- [DATA TO USE]:
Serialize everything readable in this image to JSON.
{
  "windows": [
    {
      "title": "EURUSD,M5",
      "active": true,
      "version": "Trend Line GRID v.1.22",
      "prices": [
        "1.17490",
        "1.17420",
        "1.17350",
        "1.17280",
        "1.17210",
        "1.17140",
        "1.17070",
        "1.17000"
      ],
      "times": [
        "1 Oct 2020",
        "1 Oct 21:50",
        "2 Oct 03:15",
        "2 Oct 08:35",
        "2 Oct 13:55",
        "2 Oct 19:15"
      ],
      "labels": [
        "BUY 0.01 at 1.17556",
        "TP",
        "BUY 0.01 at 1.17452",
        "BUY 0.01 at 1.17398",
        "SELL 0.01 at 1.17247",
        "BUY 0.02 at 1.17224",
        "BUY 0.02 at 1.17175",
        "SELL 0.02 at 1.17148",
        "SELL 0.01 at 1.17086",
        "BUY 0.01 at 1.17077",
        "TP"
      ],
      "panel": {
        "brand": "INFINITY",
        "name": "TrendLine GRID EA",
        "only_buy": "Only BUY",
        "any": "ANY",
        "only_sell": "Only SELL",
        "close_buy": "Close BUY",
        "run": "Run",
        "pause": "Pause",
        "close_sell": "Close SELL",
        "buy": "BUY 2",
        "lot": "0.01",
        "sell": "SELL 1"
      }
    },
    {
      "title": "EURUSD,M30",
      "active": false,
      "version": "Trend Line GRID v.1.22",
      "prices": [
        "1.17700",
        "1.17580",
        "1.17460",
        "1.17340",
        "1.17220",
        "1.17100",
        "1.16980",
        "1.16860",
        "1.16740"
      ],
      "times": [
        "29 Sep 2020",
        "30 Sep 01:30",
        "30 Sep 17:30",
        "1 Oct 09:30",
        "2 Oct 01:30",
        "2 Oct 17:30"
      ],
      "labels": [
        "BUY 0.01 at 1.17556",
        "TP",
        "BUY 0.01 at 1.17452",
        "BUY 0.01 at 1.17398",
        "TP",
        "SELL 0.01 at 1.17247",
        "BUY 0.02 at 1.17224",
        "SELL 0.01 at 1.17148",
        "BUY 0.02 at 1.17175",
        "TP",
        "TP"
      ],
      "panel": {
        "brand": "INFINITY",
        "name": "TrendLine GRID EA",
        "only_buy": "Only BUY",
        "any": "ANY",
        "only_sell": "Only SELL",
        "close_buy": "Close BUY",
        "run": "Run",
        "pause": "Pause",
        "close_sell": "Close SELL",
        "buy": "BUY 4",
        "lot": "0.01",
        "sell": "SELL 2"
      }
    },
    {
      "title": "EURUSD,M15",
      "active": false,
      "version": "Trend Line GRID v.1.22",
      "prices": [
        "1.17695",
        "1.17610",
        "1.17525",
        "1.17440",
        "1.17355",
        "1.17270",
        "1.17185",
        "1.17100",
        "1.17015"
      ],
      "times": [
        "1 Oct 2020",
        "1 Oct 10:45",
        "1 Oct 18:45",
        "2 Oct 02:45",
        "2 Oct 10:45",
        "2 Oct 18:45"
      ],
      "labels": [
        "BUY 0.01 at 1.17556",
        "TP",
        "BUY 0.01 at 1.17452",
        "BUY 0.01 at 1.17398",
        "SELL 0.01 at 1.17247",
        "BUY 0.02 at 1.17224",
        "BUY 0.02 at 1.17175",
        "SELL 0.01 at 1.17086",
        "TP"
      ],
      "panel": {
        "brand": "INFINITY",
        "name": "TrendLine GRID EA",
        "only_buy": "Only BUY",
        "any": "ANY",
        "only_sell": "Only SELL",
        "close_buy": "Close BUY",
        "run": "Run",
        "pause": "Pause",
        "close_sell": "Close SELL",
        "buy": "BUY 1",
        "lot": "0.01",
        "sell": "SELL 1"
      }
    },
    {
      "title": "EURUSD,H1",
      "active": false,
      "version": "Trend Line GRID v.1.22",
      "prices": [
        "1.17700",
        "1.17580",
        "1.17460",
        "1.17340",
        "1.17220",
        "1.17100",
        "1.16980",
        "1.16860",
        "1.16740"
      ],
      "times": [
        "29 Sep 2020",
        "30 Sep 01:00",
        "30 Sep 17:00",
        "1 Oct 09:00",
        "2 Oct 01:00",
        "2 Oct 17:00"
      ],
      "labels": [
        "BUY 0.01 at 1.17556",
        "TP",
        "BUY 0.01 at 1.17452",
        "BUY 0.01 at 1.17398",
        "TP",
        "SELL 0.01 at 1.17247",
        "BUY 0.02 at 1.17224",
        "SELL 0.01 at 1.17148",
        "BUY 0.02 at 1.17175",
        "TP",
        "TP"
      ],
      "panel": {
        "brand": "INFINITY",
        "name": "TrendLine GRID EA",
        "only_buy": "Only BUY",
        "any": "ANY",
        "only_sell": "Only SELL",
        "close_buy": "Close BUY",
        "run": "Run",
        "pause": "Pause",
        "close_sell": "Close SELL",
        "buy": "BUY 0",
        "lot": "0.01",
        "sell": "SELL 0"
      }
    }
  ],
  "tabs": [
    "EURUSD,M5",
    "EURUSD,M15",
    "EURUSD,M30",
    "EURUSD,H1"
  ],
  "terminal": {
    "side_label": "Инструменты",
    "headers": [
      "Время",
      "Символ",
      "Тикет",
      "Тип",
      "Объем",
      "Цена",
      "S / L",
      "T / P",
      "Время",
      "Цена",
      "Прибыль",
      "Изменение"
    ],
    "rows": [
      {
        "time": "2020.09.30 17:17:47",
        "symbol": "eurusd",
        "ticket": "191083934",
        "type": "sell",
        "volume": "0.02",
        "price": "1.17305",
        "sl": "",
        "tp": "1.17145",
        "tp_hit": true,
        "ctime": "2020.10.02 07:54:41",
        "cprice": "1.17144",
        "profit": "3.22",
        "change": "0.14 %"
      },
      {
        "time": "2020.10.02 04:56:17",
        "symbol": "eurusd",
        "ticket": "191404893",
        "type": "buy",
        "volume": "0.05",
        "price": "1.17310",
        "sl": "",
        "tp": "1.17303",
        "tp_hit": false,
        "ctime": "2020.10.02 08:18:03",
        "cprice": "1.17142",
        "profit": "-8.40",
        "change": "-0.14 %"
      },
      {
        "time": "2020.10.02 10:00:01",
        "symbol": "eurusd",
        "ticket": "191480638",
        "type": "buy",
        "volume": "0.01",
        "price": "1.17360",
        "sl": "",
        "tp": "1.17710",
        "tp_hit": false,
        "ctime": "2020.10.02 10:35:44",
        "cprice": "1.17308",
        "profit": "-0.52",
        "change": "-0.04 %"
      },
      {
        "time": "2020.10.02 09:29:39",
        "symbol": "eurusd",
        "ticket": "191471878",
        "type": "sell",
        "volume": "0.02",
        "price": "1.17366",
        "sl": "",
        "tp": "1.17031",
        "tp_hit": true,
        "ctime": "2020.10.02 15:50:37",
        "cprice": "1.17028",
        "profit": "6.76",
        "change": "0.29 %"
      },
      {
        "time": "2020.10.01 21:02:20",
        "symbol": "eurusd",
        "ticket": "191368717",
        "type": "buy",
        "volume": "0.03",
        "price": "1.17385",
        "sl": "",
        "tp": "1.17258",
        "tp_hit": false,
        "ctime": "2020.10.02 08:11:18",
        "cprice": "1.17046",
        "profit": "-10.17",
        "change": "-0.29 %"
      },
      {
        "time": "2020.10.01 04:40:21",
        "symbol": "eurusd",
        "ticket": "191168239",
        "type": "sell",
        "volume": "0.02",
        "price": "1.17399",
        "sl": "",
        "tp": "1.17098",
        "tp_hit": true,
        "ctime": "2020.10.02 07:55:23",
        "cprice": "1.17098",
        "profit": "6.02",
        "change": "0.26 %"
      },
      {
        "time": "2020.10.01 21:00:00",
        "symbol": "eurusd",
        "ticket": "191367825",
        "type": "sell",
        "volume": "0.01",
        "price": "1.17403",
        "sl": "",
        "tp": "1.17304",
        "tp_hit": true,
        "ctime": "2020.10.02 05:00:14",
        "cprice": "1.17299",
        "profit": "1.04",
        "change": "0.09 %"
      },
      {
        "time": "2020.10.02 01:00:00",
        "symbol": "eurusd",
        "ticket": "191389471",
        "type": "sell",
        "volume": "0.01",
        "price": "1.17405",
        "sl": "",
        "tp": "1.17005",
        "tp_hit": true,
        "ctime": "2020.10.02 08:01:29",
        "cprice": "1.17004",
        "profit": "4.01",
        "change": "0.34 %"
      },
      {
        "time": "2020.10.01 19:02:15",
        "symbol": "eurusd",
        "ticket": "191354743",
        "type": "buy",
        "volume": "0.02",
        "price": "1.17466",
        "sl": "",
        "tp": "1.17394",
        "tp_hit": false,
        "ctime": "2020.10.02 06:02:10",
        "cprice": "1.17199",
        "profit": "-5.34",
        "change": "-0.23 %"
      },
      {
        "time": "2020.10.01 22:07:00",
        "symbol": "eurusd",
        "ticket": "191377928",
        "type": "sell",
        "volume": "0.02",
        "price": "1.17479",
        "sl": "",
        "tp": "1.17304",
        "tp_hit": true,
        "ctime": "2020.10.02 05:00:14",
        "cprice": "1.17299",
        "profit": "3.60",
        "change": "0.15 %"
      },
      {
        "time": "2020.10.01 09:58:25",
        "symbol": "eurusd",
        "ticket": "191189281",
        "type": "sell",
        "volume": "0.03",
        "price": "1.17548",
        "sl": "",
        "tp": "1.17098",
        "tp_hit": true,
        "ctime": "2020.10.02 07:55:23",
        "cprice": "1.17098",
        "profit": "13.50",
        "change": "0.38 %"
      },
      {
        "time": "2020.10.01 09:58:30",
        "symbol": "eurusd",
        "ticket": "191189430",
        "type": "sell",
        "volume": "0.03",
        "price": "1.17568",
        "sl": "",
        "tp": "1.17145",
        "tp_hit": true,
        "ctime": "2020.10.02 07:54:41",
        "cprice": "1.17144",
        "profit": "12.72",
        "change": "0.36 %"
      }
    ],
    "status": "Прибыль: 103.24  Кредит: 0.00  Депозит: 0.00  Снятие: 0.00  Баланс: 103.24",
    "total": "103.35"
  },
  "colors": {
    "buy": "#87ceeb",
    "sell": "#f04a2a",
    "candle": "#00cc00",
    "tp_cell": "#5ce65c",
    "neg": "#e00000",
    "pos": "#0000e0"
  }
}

- [SET EXERCISE]: Where a line in the material above holds "profit", copy that line.

- [ANSWER]:
        "profit": "3.22",
        "profit": "-8.40",
        "profit": "-0.52",
        "profit": "6.76",
        "profit": "-10.17",
        "profit": "6.02",
        "profit": "1.04",
        "profit": "4.01",
        "profit": "-5.34",
        "profit": "3.60",
        "profit": "13.50",
        "profit": "12.72",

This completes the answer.